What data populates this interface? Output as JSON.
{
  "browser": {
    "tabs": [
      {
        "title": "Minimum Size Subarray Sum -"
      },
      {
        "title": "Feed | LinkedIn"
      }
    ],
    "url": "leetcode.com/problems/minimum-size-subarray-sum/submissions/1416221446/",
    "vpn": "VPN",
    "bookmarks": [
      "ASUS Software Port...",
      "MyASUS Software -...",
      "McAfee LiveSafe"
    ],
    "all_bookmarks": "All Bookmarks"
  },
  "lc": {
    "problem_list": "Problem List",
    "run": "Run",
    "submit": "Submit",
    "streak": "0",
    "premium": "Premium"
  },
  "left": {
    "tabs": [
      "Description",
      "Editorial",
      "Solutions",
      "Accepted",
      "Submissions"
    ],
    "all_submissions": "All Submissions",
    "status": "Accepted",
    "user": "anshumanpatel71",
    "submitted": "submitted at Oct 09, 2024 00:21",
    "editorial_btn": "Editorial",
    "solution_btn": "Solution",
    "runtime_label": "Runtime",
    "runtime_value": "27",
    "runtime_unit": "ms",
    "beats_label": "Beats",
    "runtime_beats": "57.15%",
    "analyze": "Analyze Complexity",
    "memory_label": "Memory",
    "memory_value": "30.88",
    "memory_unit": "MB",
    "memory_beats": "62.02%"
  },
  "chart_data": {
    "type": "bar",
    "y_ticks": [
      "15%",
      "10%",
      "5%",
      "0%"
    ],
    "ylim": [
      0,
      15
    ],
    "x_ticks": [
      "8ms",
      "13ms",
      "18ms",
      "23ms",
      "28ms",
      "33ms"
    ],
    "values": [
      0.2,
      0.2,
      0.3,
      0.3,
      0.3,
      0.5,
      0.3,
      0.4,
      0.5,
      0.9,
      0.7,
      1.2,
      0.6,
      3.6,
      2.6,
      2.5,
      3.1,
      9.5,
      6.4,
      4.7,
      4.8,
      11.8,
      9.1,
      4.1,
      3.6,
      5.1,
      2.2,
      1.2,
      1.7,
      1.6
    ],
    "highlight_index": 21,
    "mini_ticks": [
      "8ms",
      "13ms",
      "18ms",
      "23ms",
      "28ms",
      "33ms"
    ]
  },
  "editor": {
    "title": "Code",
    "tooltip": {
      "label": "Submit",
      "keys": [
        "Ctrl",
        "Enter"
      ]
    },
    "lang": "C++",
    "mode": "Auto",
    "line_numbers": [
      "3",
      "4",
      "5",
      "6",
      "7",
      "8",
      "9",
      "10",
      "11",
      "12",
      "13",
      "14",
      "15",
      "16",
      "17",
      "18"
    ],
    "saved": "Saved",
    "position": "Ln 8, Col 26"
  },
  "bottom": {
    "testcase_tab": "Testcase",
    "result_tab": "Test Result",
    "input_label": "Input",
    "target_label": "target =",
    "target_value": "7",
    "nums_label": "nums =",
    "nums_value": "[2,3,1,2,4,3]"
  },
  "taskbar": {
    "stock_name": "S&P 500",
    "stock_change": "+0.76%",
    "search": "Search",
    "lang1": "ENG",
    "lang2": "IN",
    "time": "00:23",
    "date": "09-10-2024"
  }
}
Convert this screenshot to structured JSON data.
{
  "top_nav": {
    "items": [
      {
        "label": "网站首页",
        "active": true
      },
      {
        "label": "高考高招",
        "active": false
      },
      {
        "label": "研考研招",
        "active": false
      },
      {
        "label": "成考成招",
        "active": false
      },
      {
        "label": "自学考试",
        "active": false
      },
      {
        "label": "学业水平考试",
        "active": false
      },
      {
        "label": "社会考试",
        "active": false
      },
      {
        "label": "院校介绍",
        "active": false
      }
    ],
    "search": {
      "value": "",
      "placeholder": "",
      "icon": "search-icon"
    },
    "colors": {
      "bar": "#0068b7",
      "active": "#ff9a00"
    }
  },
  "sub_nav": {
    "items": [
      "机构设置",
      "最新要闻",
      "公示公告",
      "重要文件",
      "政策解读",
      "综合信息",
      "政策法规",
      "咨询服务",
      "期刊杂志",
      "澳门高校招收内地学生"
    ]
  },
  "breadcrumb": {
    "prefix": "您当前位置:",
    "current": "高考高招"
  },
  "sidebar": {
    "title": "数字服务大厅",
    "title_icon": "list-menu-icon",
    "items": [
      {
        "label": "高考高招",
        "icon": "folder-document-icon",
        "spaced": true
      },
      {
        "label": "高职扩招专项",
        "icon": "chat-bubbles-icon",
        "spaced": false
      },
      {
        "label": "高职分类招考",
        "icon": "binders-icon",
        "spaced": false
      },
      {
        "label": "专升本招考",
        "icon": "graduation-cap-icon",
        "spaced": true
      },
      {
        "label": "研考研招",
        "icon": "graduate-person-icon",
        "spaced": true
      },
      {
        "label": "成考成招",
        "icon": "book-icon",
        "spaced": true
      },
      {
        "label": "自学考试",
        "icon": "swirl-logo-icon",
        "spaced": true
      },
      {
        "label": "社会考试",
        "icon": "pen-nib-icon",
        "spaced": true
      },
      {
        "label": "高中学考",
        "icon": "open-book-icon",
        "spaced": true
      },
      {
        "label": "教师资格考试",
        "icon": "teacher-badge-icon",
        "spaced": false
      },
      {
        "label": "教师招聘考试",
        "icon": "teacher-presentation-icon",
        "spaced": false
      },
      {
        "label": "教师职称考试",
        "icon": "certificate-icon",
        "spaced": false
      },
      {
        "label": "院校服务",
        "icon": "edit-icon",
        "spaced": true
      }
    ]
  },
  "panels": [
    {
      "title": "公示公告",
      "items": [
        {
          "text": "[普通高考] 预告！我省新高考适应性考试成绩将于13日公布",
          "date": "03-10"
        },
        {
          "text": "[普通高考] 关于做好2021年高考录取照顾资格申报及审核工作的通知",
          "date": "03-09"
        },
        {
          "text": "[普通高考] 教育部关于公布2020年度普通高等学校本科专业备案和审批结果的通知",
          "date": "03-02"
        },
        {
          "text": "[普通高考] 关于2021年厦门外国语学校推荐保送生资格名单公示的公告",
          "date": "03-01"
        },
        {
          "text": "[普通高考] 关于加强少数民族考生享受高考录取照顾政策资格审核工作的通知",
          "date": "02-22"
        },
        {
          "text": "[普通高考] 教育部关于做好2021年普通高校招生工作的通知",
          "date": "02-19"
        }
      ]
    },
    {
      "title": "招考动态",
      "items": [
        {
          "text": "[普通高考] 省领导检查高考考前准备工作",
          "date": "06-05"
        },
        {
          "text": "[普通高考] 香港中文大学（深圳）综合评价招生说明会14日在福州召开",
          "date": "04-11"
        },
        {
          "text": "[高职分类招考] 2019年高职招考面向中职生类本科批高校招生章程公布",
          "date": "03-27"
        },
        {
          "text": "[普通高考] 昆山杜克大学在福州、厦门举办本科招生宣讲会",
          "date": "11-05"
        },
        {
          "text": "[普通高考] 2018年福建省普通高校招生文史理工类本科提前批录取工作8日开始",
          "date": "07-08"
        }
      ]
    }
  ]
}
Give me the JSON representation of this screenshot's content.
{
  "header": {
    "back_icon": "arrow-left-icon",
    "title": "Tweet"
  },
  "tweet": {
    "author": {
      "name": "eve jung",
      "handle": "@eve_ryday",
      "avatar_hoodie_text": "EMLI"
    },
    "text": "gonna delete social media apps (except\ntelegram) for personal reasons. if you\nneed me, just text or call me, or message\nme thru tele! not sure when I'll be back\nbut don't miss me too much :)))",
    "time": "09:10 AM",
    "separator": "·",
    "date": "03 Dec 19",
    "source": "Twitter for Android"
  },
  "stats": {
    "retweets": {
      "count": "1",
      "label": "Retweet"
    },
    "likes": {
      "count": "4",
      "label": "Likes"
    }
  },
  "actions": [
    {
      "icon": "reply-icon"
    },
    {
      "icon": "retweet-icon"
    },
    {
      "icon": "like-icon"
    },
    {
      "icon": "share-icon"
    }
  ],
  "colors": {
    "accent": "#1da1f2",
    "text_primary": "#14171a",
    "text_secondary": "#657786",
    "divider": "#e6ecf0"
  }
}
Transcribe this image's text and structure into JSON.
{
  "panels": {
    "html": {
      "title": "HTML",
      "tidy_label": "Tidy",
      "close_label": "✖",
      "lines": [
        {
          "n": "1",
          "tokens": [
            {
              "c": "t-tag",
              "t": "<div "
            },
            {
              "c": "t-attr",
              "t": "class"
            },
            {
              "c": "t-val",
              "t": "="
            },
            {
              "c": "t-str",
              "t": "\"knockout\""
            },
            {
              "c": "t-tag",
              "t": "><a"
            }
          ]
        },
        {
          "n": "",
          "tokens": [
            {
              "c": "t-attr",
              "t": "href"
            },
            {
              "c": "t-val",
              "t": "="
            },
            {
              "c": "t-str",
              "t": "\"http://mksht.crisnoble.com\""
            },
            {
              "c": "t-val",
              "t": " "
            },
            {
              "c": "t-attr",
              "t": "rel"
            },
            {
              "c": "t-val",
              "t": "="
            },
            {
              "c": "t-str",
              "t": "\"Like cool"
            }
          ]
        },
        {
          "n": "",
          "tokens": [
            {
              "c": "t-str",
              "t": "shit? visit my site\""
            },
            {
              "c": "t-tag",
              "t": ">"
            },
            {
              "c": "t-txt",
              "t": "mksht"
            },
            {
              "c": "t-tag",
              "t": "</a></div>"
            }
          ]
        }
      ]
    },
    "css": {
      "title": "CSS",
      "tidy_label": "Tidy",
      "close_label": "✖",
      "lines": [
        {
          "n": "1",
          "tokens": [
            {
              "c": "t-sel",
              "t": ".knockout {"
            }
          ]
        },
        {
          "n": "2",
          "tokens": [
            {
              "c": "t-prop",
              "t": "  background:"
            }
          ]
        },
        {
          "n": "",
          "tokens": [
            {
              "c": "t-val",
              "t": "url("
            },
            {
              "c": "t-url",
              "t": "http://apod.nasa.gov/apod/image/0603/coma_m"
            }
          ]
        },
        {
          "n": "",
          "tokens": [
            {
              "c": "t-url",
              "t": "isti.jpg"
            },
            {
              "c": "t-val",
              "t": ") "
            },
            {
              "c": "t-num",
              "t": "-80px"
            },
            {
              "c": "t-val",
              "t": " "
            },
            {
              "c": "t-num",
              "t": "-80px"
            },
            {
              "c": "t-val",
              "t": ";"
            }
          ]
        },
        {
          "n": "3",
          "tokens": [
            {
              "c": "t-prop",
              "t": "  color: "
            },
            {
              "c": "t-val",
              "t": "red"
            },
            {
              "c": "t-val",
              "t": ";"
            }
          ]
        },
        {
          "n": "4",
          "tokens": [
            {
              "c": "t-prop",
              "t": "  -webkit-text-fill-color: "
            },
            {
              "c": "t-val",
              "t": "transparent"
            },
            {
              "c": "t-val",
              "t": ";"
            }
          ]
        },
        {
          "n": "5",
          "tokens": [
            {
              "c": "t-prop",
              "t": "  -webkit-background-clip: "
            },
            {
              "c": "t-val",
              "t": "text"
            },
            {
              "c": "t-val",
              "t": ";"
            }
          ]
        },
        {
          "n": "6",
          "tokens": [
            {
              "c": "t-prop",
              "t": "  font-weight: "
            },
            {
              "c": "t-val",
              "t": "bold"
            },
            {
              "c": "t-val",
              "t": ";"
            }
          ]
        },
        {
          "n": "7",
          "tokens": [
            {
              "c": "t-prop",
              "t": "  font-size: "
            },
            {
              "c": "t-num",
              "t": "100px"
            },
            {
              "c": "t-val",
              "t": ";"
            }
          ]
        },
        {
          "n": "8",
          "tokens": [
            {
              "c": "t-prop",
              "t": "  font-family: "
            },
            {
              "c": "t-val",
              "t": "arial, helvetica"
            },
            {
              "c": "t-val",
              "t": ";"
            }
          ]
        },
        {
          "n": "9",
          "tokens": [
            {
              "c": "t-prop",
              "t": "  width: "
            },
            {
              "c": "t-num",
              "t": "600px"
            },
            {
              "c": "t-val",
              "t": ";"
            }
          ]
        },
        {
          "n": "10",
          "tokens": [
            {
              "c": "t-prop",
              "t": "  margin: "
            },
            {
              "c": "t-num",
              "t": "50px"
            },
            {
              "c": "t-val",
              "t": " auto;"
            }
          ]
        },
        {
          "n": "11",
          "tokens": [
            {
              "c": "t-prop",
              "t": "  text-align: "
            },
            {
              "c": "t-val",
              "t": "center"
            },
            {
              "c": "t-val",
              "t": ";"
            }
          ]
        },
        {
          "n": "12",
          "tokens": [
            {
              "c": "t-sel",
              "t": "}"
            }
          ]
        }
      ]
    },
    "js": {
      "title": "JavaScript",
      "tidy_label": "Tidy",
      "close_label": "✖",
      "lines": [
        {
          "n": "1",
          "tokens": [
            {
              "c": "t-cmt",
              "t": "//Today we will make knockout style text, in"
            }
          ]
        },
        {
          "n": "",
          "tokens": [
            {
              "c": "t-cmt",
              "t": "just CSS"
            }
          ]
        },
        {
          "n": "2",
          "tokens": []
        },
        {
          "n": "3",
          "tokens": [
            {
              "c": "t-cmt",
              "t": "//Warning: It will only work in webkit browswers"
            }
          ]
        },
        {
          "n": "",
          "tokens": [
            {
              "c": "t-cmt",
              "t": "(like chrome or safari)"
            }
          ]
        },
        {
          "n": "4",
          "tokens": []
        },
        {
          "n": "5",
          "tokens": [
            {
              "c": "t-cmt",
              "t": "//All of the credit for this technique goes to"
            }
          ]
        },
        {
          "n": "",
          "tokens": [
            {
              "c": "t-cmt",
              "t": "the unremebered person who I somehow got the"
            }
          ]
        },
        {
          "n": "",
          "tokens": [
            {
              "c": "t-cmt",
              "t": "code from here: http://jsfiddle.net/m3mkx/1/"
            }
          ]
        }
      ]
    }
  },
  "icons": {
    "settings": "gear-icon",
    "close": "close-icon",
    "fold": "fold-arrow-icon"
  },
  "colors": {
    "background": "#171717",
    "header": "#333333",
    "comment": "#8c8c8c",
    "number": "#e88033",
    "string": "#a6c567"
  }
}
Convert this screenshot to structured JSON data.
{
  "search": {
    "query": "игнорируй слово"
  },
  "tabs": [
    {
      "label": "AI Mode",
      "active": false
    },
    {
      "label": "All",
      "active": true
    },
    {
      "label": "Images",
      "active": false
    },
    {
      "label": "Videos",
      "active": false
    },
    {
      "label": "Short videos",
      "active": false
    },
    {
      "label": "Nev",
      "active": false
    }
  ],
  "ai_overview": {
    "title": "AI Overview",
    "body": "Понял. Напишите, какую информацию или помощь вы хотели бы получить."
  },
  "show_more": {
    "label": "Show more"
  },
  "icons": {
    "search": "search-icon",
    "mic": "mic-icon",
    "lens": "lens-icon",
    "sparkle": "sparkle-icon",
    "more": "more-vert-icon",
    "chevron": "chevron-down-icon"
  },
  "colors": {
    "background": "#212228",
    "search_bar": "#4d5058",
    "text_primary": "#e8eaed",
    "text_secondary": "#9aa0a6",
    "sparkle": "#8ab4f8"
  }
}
= = = = = = =
# Instruction:
Lines holding the word "sparkle" in the entries above are the ones to pull out. Copy them all.

# Solution to this problem:
    "sparkle": "sparkle-icon",
    "sparkle": "#8ab4f8"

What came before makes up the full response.